##### RAW RECORDS #####
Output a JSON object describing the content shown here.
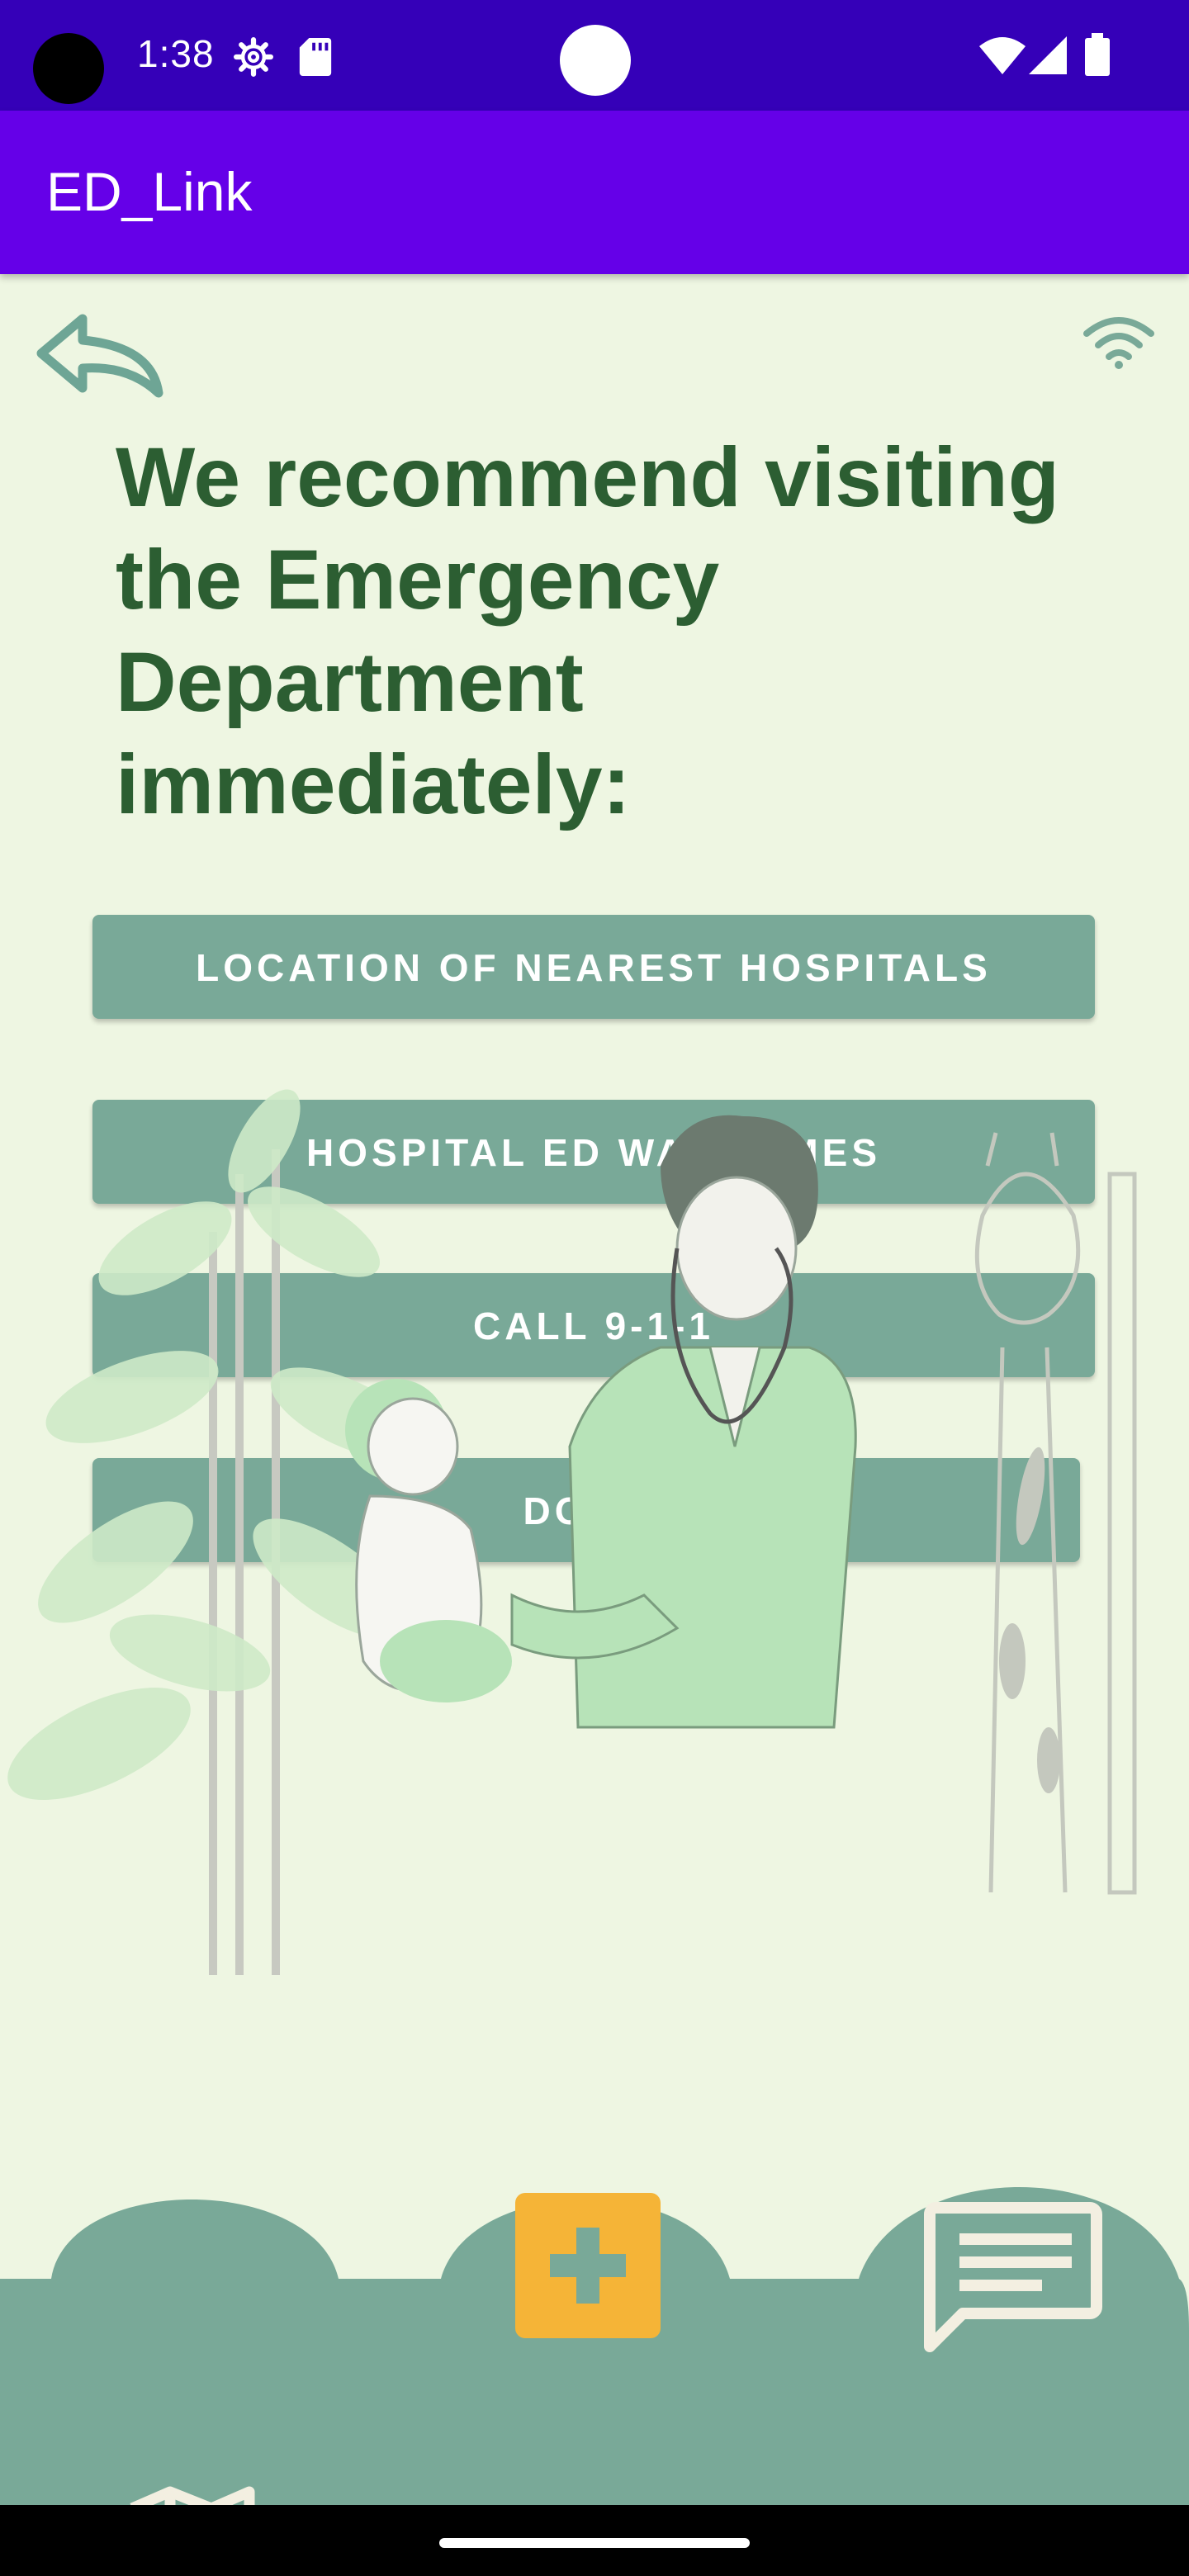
{
  "status_bar": {
    "time": "1:38"
  },
  "app_bar": {
    "title": "ED_Link"
  },
  "main": {
    "headline": "We recommend visiting the Emergency Department immediately:",
    "buttons": {
      "hospitals": "LOCATION OF NEAREST HOSPITALS",
      "wait_times": "HOSPITAL ED WAIT TIMES",
      "call": "CALL 9-1-1",
      "done": "DONE"
    }
  },
  "colors": {
    "status_bar": "#3500b8",
    "app_bar": "#6500e8",
    "background": "#eef6e2",
    "heading": "#2c5e32",
    "button": "#79a998",
    "nav": "#79a998",
    "accent": "#f5b437"
  },
  "icons": [
    "settings-icon",
    "sd-card-icon",
    "wifi-icon",
    "signal-icon",
    "battery-icon",
    "back-icon",
    "map-search-icon",
    "plus-icon",
    "chat-icon"
  ]
}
#####
● WHAT TO PRODUCE
Reproduce all of the entries word for word, skipping any pictures they hold.

● EXPECTED OUTPUT
Output a JSON object describing the content shown here.
{
  "status_bar": {
    "time": "1:38"
  },
  "app_bar": {
    "title": "ED_Link"
  },
  "main": {
    "headline": "We recommend visiting the Emergency Department immediately:",
    "buttons": {
      "hospitals": "LOCATION OF NEAREST HOSPITALS",
      "wait_times": "HOSPITAL ED WAIT TIMES",
      "call": "CALL 9-1-1",
      "done": "DONE"
    }
  },
  "colors": {
    "status_bar": "#3500b8",
    "app_bar": "#6500e8",
    "background": "#eef6e2",
    "heading": "#2c5e32",
    "button": "#79a998",
    "nav": "#79a998",
    "accent": "#f5b437"
  },
  "icons": [
    "settings-icon",
    "sd-card-icon",
    "wifi-icon",
    "signal-icon",
    "battery-icon",
    "back-icon",
    "map-search-icon",
    "plus-icon",
    "chat-icon"
  ]
}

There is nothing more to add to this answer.